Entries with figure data
* start *
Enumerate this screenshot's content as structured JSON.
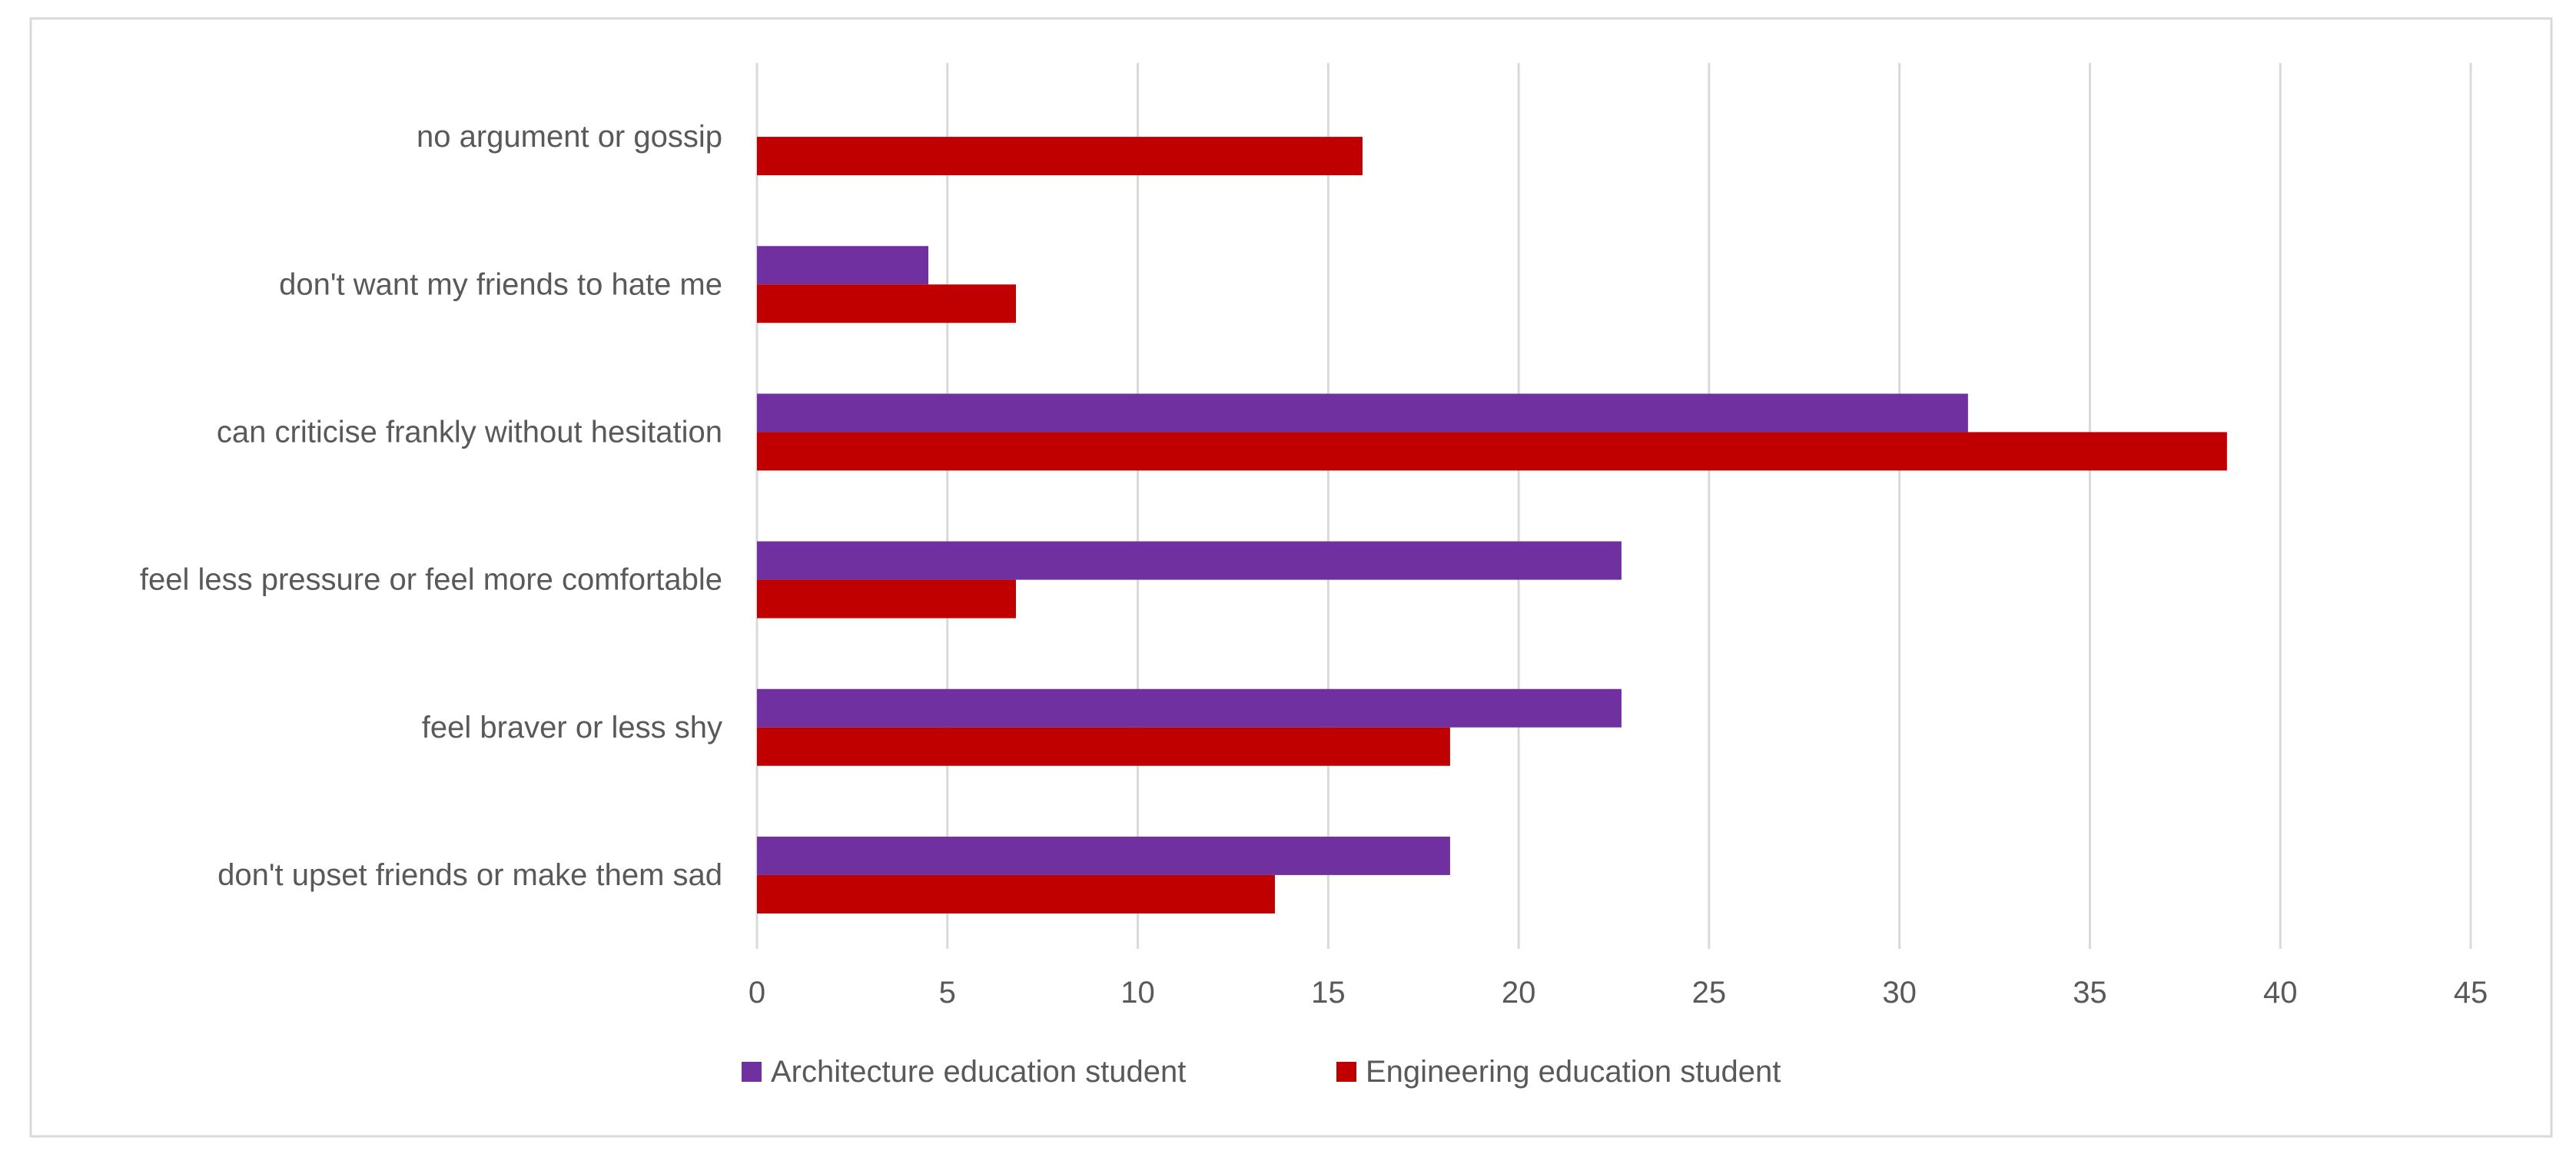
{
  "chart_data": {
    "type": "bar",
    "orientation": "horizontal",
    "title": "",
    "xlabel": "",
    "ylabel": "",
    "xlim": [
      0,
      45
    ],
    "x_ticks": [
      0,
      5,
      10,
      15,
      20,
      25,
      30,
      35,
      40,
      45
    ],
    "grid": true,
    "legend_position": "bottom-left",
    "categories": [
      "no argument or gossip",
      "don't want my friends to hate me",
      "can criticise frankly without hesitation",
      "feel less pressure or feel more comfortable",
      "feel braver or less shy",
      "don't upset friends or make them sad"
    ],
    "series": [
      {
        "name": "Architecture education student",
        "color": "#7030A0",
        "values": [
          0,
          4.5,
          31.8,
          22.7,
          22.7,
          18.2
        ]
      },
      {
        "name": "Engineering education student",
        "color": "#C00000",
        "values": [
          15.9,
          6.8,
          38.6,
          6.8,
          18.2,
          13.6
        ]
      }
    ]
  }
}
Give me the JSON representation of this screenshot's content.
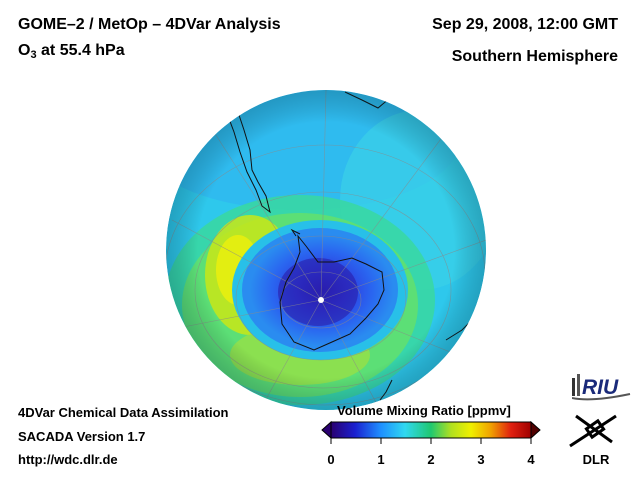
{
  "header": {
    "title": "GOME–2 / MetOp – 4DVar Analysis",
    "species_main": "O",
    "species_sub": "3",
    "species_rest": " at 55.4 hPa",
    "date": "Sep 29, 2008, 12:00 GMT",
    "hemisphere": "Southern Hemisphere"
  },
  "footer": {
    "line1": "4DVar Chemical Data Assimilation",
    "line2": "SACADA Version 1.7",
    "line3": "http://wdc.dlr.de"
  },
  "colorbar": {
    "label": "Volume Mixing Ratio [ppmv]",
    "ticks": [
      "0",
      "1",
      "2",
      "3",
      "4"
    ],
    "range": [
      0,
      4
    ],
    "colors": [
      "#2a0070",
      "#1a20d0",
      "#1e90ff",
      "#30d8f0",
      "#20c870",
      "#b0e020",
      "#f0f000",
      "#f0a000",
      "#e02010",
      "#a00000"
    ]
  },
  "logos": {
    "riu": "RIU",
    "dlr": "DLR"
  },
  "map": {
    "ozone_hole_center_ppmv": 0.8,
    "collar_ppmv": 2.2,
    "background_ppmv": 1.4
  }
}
* end *
* start *
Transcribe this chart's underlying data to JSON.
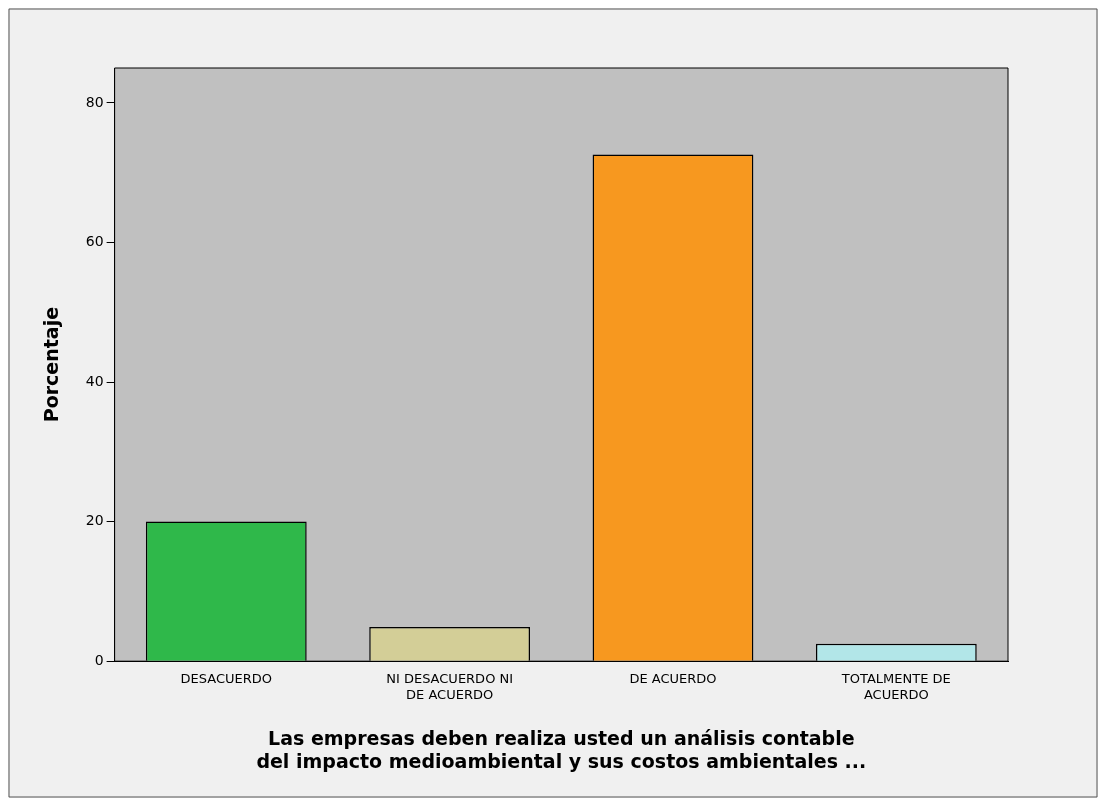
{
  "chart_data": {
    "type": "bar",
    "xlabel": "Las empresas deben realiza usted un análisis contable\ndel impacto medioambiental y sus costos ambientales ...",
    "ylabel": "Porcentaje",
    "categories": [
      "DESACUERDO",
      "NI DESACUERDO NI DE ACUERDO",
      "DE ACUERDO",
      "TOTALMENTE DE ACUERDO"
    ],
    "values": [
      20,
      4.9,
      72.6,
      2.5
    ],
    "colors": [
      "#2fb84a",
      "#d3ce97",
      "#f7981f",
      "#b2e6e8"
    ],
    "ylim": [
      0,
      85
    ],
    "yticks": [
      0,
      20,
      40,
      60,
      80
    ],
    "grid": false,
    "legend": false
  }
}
* end *
* start *
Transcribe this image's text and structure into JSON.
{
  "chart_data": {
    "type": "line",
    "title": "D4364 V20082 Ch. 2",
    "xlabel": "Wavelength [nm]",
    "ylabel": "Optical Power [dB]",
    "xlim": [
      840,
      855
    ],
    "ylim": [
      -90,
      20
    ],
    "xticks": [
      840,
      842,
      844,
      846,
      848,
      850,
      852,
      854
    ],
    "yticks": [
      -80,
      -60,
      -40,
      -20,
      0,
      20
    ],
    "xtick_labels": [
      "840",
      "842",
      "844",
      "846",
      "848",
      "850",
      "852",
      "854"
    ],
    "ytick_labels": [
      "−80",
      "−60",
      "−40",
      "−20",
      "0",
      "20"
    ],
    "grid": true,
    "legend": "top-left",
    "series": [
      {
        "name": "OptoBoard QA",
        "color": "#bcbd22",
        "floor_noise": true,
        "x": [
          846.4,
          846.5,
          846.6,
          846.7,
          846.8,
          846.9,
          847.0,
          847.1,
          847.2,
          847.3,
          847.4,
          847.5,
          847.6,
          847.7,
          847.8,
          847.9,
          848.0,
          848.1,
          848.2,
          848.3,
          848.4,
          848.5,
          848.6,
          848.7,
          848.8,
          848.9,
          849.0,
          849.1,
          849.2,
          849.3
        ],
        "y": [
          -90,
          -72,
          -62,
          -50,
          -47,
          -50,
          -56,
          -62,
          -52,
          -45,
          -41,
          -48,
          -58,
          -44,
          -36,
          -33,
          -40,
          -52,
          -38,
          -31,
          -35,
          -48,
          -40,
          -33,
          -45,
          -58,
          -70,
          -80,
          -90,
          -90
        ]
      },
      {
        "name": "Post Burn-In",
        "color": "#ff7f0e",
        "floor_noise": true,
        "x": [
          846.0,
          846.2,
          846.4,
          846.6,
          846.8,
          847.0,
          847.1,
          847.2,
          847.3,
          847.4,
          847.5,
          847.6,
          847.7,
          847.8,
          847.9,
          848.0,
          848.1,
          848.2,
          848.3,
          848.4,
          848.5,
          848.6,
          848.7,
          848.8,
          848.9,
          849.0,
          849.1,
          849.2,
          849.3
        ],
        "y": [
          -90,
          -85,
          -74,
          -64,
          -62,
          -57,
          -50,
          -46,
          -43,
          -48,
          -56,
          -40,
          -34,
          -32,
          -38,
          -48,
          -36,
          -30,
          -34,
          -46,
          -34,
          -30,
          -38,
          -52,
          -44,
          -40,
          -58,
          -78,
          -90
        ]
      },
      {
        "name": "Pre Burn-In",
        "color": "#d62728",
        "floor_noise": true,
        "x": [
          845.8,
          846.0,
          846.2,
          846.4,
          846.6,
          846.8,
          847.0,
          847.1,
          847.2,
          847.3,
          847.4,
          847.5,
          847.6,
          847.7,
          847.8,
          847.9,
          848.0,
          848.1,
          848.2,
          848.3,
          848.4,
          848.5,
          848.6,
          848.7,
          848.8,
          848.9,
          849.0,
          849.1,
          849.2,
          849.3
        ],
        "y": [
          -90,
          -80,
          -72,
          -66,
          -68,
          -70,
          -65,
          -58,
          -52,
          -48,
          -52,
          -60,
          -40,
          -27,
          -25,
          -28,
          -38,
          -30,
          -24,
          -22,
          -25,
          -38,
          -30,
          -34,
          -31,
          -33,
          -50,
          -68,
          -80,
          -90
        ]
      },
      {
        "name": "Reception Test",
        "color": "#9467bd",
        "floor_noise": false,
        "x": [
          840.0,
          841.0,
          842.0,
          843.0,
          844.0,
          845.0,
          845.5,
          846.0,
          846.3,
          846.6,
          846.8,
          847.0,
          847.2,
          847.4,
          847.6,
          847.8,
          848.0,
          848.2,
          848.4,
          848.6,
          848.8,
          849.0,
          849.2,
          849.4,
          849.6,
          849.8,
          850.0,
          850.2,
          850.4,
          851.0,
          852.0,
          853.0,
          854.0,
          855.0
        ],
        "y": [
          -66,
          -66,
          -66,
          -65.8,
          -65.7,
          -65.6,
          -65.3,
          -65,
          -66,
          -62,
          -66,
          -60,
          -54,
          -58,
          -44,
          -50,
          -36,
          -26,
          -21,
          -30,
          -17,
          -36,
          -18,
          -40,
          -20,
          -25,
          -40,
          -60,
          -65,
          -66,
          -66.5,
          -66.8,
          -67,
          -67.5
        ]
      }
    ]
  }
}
* end *
_Stated goal_
The answer should be a single number: the count of lines in the data that include the string "DESACUERDO".

_Exercise result_
2